▶ TAREAS ASIGNADAS:
1. Enumere las acciones que, según el fragmento sobre la credibilidad de los medios, cualquiera puede llevar a cabo en internet con una noticia falsa.
2. Prosiga el fragmento sobre la credibilidad de los medios a partir de su última oración.

▶ FRAGMENTO:

La credibilidad de los medios de
comunicación está sometida a diversos controles, algunos autoimpuestos y otros
derivados de la posible pérdida de clientes que motive la utilización descarada
de la mentira como herramienta informativa, así como las posibles acciones
judiciales que puedan emprender los afectados por noticias falsas. El
contrapunto lo da internet, donde cualquiera puede inventar una falsa noticia,
agregarle unas fotos manipuladas o extraídas de otros sucesos que no tienen
nada que ver, lanzarla al hiperespacio y
confiar en que los acríticos usuarios de Twitter la conviertan en un alud de
falsedades multiplicadas exponencialmente.

▶ BLOQUE DE DATOS:
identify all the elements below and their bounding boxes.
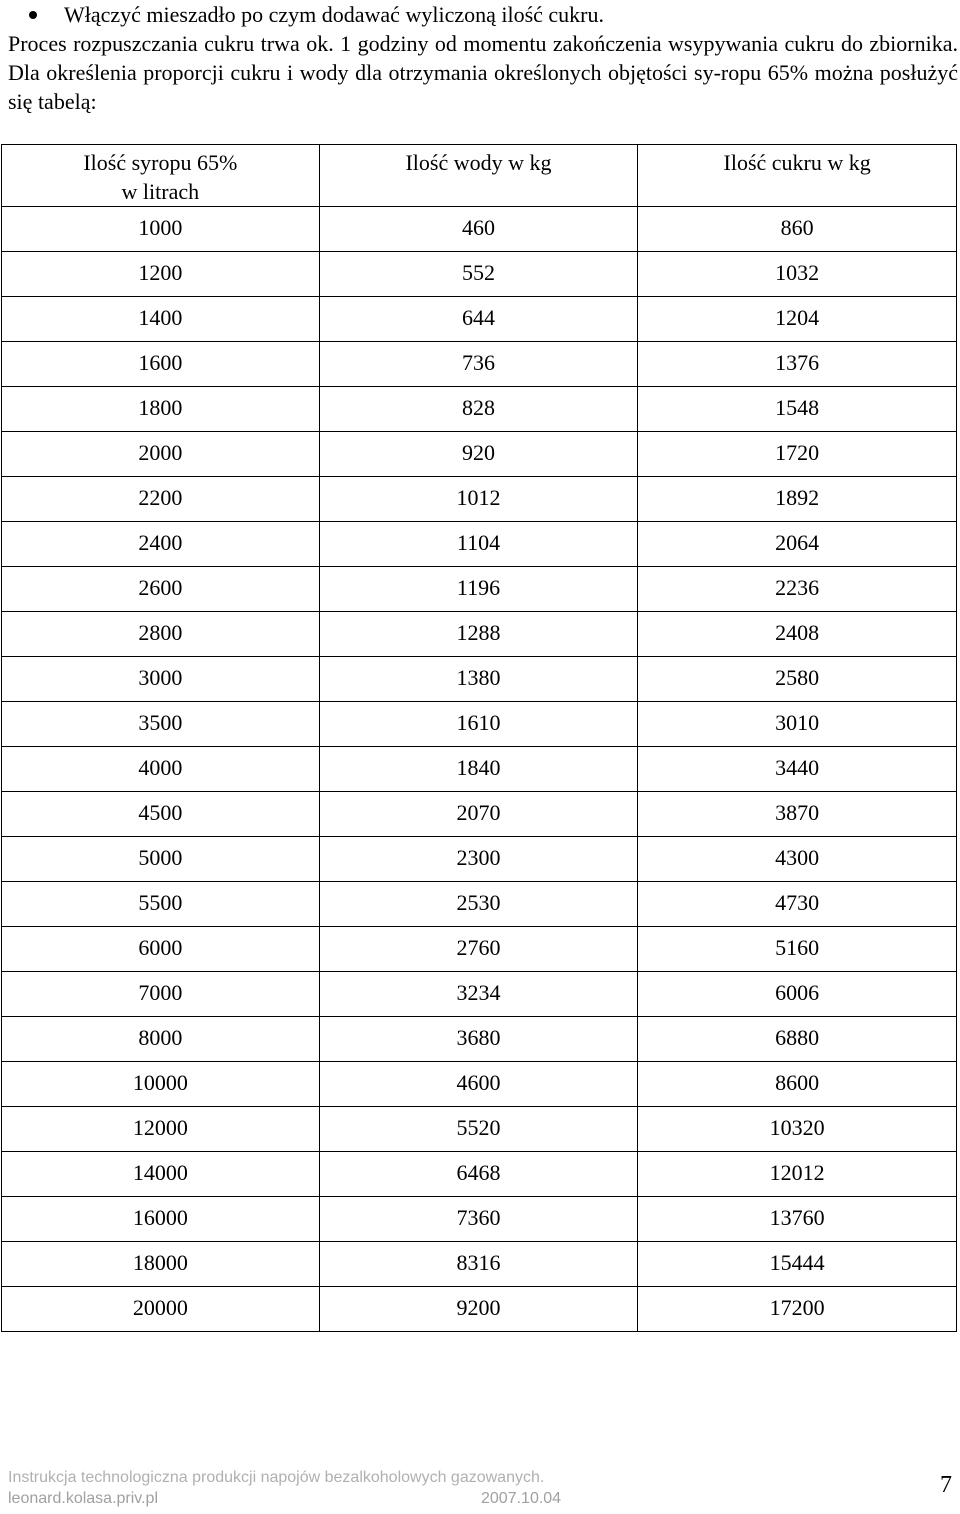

▶ RESULTADOS POR TAREA:
1.
- Inventar una falsa noticia.
- Agregarle unas fotos manipuladas o extraídas de otros sucesos que no tienen nada que ver.
- Lanzarla al hiperespacio.
- Confiar en que los acríticos usuarios de Twitter la conviertan en un alud de falsedades multiplicadas exponencialmente.

2.
Algo así tuvimos ocasión de vivir
en Barcelona hace pocas fechas, cuando un desvergonzado anunció en su blog (y
de paso procuró darle la máxima difusión posible) que el Ayuntamiento tenía
previsto cobrar un peaje a los paseantes de nuestra célebre carretera de las
Aguas. Pese a los rotundos desmentidos municipales, fueron muchos los que se
pusieron a manifestar su indignación ante semejante medida, y algunos proponían
ponerse en pie de guerra contra el alcalde y su equipo para frenar la
implantación del peaje. Transcurridas unas semanas desde entonces, todavía hay
quien cree que la noticia era real, y que cierta movilización ciudadana
conseguida a través de las redes sociales fue la que malbarató el maquiavélico
plan municipal para llenar sus arcas.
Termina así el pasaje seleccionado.